▶

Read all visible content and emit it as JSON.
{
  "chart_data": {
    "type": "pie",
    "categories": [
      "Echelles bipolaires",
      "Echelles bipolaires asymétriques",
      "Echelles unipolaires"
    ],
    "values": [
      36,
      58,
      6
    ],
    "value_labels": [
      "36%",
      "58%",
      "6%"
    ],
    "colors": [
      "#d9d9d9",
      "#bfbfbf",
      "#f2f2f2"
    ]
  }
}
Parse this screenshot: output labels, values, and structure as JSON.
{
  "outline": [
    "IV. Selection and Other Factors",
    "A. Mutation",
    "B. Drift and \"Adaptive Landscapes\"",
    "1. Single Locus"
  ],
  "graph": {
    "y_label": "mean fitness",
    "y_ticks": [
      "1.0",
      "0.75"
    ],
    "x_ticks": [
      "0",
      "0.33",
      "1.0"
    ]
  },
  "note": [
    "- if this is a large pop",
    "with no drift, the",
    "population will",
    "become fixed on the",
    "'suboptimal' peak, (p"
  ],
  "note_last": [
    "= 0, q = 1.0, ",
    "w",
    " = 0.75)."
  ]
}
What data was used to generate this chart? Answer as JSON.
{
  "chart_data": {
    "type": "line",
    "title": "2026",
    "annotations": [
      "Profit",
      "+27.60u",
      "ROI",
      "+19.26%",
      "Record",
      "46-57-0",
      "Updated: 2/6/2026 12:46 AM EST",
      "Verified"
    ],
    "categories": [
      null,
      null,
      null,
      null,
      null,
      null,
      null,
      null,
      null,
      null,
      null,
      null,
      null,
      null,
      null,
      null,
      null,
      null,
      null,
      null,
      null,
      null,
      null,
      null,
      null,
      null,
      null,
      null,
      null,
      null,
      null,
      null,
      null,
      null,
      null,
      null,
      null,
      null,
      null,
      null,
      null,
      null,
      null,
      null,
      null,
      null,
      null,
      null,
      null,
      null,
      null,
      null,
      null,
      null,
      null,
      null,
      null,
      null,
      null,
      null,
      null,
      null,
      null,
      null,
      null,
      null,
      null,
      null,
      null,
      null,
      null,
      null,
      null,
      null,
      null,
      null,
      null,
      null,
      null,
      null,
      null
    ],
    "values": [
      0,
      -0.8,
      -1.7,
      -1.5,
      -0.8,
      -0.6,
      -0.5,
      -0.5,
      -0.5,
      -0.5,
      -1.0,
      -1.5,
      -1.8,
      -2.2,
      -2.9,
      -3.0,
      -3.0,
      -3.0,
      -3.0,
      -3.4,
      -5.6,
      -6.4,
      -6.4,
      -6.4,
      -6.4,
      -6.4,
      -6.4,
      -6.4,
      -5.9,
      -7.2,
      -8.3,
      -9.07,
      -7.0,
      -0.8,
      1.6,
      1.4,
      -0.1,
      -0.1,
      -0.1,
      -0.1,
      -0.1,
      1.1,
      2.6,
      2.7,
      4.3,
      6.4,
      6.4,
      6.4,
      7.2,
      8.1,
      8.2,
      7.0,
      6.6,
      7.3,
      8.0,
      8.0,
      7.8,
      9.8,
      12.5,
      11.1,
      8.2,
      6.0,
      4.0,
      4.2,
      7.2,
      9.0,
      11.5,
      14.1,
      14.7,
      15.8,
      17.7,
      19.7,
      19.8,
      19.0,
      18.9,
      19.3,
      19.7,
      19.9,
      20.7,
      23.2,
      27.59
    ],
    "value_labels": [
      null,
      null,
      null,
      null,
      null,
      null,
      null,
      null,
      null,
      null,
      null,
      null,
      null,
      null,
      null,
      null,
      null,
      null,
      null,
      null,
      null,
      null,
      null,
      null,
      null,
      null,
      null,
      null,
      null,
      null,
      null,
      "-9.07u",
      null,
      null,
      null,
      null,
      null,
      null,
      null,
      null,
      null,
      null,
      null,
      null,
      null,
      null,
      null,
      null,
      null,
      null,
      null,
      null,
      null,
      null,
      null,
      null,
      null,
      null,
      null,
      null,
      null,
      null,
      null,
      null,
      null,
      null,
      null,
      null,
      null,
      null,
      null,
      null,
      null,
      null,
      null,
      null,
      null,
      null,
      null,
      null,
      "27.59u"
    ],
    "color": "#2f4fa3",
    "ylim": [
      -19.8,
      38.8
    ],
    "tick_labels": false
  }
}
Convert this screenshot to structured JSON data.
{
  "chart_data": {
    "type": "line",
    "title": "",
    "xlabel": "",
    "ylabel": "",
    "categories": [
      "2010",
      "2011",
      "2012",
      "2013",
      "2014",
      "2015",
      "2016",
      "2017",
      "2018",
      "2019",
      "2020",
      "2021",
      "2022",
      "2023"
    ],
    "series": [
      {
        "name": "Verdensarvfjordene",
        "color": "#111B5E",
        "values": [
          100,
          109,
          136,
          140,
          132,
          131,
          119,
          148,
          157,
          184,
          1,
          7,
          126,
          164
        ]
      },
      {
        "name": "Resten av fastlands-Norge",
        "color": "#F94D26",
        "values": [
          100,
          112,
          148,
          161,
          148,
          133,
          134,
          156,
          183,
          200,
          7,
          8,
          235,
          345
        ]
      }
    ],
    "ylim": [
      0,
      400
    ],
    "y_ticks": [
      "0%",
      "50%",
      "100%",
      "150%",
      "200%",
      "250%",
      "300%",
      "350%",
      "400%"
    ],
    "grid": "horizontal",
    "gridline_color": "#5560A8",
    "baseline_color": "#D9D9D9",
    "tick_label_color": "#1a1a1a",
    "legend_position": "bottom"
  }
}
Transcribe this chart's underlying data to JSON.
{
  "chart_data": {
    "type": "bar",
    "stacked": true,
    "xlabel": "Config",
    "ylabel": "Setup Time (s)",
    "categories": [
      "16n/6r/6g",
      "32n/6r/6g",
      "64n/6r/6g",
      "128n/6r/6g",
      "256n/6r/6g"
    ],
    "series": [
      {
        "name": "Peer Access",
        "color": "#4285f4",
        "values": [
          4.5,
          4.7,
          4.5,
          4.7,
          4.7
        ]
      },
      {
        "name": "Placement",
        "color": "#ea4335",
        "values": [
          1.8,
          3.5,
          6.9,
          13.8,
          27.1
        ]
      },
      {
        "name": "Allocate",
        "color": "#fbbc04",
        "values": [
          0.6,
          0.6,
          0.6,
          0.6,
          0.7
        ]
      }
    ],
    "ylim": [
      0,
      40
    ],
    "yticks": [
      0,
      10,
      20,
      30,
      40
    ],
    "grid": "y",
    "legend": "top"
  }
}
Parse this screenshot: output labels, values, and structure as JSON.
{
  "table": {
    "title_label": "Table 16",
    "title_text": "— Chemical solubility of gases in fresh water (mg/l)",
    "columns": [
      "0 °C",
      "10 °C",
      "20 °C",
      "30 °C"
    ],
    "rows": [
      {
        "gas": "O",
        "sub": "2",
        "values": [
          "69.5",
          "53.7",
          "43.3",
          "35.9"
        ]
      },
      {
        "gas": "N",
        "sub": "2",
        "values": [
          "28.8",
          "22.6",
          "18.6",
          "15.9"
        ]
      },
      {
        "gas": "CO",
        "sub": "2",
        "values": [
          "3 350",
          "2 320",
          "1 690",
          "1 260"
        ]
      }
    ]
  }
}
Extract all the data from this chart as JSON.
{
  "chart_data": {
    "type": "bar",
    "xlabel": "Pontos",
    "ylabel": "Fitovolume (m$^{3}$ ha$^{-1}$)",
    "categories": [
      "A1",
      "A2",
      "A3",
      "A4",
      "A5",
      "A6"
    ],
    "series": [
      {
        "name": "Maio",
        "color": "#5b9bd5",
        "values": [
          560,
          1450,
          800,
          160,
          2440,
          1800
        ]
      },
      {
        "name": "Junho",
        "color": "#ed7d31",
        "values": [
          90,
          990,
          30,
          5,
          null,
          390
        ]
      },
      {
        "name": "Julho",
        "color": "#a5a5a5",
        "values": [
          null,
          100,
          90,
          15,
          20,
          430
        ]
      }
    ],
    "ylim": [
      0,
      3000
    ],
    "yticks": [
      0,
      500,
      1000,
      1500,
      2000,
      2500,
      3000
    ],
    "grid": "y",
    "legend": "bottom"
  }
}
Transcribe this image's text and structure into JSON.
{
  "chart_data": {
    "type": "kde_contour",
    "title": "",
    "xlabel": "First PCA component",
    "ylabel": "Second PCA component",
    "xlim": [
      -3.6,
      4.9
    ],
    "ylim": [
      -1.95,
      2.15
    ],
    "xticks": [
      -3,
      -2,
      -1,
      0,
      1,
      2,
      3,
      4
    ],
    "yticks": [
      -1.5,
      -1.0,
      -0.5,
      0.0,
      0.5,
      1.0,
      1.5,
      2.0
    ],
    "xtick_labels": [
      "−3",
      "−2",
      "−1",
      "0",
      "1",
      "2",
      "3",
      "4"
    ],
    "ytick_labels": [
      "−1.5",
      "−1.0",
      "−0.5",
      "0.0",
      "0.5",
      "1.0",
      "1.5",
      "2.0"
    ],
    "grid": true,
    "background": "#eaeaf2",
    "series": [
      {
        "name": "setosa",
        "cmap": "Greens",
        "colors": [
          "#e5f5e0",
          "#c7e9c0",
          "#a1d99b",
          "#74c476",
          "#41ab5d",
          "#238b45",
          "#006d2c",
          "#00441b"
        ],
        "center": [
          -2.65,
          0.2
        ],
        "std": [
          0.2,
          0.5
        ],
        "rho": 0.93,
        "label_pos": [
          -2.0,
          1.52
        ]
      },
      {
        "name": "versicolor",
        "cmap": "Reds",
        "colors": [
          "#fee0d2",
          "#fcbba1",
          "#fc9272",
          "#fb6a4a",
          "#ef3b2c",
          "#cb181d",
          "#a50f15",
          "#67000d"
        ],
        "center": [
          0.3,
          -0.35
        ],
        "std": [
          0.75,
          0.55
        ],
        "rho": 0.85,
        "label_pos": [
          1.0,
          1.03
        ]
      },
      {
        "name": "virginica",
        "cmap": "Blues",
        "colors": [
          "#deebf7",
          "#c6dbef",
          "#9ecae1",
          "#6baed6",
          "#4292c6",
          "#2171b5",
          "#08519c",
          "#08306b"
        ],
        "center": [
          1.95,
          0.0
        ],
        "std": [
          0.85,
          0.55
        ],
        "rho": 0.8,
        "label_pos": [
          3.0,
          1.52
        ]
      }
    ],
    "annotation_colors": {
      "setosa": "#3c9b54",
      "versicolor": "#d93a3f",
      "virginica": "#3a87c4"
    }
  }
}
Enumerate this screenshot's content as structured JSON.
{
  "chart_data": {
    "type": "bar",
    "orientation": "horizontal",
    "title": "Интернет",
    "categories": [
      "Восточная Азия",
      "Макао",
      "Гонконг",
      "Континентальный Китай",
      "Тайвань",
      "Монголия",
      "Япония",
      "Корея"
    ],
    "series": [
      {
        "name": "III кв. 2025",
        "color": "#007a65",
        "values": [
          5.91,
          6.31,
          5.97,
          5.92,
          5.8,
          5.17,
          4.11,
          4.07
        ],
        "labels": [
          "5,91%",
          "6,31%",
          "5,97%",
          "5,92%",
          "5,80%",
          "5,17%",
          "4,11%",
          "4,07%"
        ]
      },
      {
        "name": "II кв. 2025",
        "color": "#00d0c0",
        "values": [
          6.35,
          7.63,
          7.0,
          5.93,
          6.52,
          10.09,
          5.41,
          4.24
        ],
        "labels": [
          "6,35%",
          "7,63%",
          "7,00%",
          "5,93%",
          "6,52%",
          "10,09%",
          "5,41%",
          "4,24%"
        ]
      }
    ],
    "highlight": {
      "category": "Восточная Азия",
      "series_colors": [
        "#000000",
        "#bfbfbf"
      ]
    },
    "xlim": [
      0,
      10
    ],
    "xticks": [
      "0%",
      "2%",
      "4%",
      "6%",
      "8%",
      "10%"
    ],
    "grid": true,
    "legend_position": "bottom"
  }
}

◀

> **Goal**: Gather every line from the listing above in which "horizontal" appears, and copy those lines.

> **Written solution**:
    "grid": "horizontal",
    "orientation": "horizontal",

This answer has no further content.